YOUR TASK: Type the records out again in full, exactly.

MATERIAL PROVIDED:
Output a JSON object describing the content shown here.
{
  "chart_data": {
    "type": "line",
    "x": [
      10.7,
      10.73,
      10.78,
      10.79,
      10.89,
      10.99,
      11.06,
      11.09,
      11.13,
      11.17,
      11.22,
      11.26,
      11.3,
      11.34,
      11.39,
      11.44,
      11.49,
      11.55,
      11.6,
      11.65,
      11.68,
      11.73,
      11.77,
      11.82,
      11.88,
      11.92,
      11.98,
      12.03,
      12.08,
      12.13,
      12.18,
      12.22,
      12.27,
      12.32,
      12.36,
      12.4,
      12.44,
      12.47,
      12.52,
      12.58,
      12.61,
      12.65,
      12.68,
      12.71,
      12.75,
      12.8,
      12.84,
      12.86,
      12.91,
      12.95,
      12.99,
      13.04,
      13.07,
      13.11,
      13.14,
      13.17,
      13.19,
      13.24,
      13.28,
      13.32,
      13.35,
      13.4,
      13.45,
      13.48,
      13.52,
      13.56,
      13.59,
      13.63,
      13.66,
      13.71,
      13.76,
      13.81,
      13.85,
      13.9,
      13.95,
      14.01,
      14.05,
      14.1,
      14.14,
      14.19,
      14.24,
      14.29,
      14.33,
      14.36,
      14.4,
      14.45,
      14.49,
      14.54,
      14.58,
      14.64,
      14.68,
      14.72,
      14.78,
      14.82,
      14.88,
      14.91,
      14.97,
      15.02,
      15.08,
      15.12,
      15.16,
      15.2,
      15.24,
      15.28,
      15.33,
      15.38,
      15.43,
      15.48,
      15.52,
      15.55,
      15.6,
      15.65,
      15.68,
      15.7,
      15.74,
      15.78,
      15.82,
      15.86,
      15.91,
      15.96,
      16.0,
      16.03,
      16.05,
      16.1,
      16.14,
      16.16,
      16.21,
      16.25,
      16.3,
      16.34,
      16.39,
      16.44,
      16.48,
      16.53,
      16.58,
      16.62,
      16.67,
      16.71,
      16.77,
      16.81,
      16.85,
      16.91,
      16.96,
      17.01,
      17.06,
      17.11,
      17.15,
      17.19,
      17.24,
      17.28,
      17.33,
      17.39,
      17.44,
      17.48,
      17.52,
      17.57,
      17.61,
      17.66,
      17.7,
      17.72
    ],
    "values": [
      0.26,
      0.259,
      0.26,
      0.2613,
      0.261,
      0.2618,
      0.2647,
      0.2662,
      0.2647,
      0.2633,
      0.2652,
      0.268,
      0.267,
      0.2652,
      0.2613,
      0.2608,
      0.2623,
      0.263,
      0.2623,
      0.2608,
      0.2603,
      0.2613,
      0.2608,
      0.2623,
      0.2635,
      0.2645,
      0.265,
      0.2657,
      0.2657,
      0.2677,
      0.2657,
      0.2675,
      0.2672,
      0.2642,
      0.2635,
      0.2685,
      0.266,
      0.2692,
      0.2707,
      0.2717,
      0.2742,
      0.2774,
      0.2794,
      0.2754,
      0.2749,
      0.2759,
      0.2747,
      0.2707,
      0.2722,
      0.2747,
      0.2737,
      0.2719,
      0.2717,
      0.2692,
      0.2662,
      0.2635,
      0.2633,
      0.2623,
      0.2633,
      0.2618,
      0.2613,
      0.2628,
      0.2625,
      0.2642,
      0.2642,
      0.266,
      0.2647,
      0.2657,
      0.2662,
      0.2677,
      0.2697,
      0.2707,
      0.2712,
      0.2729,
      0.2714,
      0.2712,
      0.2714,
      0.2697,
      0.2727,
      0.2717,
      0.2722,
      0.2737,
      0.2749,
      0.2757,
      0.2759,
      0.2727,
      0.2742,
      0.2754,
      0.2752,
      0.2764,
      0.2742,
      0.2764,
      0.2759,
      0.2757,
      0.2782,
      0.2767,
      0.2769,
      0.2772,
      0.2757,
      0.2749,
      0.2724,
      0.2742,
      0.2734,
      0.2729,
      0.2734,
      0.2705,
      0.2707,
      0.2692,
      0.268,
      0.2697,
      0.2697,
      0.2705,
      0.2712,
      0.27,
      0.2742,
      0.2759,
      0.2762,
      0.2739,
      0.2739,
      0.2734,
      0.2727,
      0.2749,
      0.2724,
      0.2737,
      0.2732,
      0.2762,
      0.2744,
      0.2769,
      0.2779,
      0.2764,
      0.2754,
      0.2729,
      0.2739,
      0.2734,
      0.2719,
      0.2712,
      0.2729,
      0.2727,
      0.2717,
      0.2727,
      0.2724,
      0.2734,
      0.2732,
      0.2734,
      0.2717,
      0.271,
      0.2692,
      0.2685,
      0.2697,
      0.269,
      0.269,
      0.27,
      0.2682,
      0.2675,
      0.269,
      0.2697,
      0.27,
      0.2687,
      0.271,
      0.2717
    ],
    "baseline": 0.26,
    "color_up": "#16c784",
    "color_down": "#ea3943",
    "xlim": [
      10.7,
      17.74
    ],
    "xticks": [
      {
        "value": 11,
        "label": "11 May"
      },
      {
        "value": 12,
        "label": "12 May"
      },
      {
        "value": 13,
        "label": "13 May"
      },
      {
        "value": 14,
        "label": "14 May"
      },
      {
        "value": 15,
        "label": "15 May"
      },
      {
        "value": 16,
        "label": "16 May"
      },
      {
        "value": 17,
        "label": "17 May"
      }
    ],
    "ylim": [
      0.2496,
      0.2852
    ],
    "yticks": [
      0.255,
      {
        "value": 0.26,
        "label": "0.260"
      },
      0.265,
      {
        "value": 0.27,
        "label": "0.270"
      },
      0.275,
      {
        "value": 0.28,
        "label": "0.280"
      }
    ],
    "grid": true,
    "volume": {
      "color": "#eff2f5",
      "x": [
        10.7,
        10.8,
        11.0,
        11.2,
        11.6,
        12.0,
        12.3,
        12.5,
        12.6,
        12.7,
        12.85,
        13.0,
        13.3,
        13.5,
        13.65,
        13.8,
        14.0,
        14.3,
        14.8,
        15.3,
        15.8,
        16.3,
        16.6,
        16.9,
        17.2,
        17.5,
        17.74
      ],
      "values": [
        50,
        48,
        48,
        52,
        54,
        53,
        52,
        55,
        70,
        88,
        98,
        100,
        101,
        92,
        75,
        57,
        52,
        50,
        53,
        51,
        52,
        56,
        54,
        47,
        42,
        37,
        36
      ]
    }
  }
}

ANSWER TO THE EXERCISE:
Output a JSON object describing the content shown here.
{
  "chart_data": {
    "type": "line",
    "x": [
      10.7,
      10.73,
      10.78,
      10.79,
      10.89,
      10.99,
      11.06,
      11.09,
      11.13,
      11.17,
      11.22,
      11.26,
      11.3,
      11.34,
      11.39,
      11.44,
      11.49,
      11.55,
      11.6,
      11.65,
      11.68,
      11.73,
      11.77,
      11.82,
      11.88,
      11.92,
      11.98,
      12.03,
      12.08,
      12.13,
      12.18,
      12.22,
      12.27,
      12.32,
      12.36,
      12.4,
      12.44,
      12.47,
      12.52,
      12.58,
      12.61,
      12.65,
      12.68,
      12.71,
      12.75,
      12.8,
      12.84,
      12.86,
      12.91,
      12.95,
      12.99,
      13.04,
      13.07,
      13.11,
      13.14,
      13.17,
      13.19,
      13.24,
      13.28,
      13.32,
      13.35,
      13.4,
      13.45,
      13.48,
      13.52,
      13.56,
      13.59,
      13.63,
      13.66,
      13.71,
      13.76,
      13.81,
      13.85,
      13.9,
      13.95,
      14.01,
      14.05,
      14.1,
      14.14,
      14.19,
      14.24,
      14.29,
      14.33,
      14.36,
      14.4,
      14.45,
      14.49,
      14.54,
      14.58,
      14.64,
      14.68,
      14.72,
      14.78,
      14.82,
      14.88,
      14.91,
      14.97,
      15.02,
      15.08,
      15.12,
      15.16,
      15.2,
      15.24,
      15.28,
      15.33,
      15.38,
      15.43,
      15.48,
      15.52,
      15.55,
      15.6,
      15.65,
      15.68,
      15.7,
      15.74,
      15.78,
      15.82,
      15.86,
      15.91,
      15.96,
      16.0,
      16.03,
      16.05,
      16.1,
      16.14,
      16.16,
      16.21,
      16.25,
      16.3,
      16.34,
      16.39,
      16.44,
      16.48,
      16.53,
      16.58,
      16.62,
      16.67,
      16.71,
      16.77,
      16.81,
      16.85,
      16.91,
      16.96,
      17.01,
      17.06,
      17.11,
      17.15,
      17.19,
      17.24,
      17.28,
      17.33,
      17.39,
      17.44,
      17.48,
      17.52,
      17.57,
      17.61,
      17.66,
      17.7,
      17.72
    ],
    "values": [
      0.26,
      0.259,
      0.26,
      0.2613,
      0.261,
      0.2618,
      0.2647,
      0.2662,
      0.2647,
      0.2633,
      0.2652,
      0.268,
      0.267,
      0.2652,
      0.2613,
      0.2608,
      0.2623,
      0.263,
      0.2623,
      0.2608,
      0.2603,
      0.2613,
      0.2608,
      0.2623,
      0.2635,
      0.2645,
      0.265,
      0.2657,
      0.2657,
      0.2677,
      0.2657,
      0.2675,
      0.2672,
      0.2642,
      0.2635,
      0.2685,
      0.266,
      0.2692,
      0.2707,
      0.2717,
      0.2742,
      0.2774,
      0.2794,
      0.2754,
      0.2749,
      0.2759,
      0.2747,
      0.2707,
      0.2722,
      0.2747,
      0.2737,
      0.2719,
      0.2717,
      0.2692,
      0.2662,
      0.2635,
      0.2633,
      0.2623,
      0.2633,
      0.2618,
      0.2613,
      0.2628,
      0.2625,
      0.2642,
      0.2642,
      0.266,
      0.2647,
      0.2657,
      0.2662,
      0.2677,
      0.2697,
      0.2707,
      0.2712,
      0.2729,
      0.2714,
      0.2712,
      0.2714,
      0.2697,
      0.2727,
      0.2717,
      0.2722,
      0.2737,
      0.2749,
      0.2757,
      0.2759,
      0.2727,
      0.2742,
      0.2754,
      0.2752,
      0.2764,
      0.2742,
      0.2764,
      0.2759,
      0.2757,
      0.2782,
      0.2767,
      0.2769,
      0.2772,
      0.2757,
      0.2749,
      0.2724,
      0.2742,
      0.2734,
      0.2729,
      0.2734,
      0.2705,
      0.2707,
      0.2692,
      0.268,
      0.2697,
      0.2697,
      0.2705,
      0.2712,
      0.27,
      0.2742,
      0.2759,
      0.2762,
      0.2739,
      0.2739,
      0.2734,
      0.2727,
      0.2749,
      0.2724,
      0.2737,
      0.2732,
      0.2762,
      0.2744,
      0.2769,
      0.2779,
      0.2764,
      0.2754,
      0.2729,
      0.2739,
      0.2734,
      0.2719,
      0.2712,
      0.2729,
      0.2727,
      0.2717,
      0.2727,
      0.2724,
      0.2734,
      0.2732,
      0.2734,
      0.2717,
      0.271,
      0.2692,
      0.2685,
      0.2697,
      0.269,
      0.269,
      0.27,
      0.2682,
      0.2675,
      0.269,
      0.2697,
      0.27,
      0.2687,
      0.271,
      0.2717
    ],
    "baseline": 0.26,
    "color_up": "#16c784",
    "color_down": "#ea3943",
    "xlim": [
      10.7,
      17.74
    ],
    "xticks": [
      {
        "value": 11,
        "label": "11 May"
      },
      {
        "value": 12,
        "label": "12 May"
      },
      {
        "value": 13,
        "label": "13 May"
      },
      {
        "value": 14,
        "label": "14 May"
      },
      {
        "value": 15,
        "label": "15 May"
      },
      {
        "value": 16,
        "label": "16 May"
      },
      {
        "value": 17,
        "label": "17 May"
      }
    ],
    "ylim": [
      0.2496,
      0.2852
    ],
    "yticks": [
      0.255,
      {
        "value": 0.26,
        "label": "0.260"
      },
      0.265,
      {
        "value": 0.27,
        "label": "0.270"
      },
      0.275,
      {
        "value": 0.28,
        "label": "0.280"
      }
    ],
    "grid": true,
    "volume": {
      "color": "#eff2f5",
      "x": [
        10.7,
        10.8,
        11.0,
        11.2,
        11.6,
        12.0,
        12.3,
        12.5,
        12.6,
        12.7,
        12.85,
        13.0,
        13.3,
        13.5,
        13.65,
        13.8,
        14.0,
        14.3,
        14.8,
        15.3,
        15.8,
        16.3,
        16.6,
        16.9,
        17.2,
        17.5,
        17.74
      ],
      "values": [
        50,
        48,
        48,
        52,
        54,
        53,
        52,
        55,
        70,
        88,
        98,
        100,
        101,
        92,
        75,
        57,
        52,
        50,
        53,
        51,
        52,
        56,
        54,
        47,
        42,
        37,
        36
      ]
    }
  }
}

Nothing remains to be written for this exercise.